STATED EXERCISE: List every line below containing "JSON".

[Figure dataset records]
━━━━

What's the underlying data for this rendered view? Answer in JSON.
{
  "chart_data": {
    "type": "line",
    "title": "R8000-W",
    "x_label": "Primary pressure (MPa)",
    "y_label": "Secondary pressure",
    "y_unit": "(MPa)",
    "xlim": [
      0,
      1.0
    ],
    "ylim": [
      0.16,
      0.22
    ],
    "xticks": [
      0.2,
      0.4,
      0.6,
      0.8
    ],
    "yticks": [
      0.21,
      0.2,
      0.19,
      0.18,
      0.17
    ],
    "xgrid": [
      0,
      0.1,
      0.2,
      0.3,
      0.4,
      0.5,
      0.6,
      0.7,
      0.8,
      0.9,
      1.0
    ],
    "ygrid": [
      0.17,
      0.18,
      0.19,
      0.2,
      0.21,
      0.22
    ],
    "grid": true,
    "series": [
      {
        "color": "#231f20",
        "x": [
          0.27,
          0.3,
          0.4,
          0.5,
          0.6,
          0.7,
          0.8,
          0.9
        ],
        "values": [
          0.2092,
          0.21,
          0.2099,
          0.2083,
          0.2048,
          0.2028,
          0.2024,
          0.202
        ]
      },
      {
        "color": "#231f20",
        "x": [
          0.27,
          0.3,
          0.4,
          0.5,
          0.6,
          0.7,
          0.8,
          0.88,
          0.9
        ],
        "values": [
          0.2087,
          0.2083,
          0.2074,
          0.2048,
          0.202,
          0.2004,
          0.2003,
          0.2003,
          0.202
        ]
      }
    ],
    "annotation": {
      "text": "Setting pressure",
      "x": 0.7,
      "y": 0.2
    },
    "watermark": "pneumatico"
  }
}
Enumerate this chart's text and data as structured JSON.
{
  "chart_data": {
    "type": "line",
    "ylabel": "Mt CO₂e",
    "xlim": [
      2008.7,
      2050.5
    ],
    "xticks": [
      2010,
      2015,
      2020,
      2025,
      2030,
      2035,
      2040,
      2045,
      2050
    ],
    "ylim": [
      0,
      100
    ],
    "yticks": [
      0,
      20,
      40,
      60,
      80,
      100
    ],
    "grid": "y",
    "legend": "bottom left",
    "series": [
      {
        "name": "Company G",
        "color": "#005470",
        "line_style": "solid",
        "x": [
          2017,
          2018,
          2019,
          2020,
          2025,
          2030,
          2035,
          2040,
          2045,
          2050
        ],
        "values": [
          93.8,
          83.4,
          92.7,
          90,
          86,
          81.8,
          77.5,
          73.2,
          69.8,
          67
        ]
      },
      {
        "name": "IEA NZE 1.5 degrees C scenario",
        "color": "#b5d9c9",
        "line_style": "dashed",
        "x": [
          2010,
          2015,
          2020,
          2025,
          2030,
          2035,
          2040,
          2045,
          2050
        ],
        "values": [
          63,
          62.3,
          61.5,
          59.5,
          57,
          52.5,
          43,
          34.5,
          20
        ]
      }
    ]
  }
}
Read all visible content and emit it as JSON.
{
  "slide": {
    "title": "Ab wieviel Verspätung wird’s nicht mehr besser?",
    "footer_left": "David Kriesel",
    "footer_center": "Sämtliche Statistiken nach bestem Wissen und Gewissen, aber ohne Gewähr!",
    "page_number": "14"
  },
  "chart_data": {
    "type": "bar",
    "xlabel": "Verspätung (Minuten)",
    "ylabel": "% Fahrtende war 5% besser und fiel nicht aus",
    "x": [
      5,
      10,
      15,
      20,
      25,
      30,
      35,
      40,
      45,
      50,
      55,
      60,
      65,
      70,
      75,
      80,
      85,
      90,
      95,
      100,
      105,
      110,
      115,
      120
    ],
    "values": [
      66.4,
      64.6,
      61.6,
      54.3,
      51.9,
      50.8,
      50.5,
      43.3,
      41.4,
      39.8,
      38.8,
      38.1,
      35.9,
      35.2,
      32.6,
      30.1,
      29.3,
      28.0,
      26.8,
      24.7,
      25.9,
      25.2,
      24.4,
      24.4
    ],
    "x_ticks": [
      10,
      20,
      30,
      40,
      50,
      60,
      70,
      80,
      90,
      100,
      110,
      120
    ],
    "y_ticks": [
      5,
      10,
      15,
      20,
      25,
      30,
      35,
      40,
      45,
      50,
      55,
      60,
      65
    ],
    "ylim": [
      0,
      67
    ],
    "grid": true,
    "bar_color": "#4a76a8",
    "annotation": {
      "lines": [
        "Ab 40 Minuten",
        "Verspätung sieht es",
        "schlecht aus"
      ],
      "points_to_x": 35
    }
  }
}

━━━━

TASK ANSWER:
What's the underlying data for this rendered view? Answer in JSON.
Enumerate this chart's text and data as structured JSON.
Read all visible content and emit it as JSON.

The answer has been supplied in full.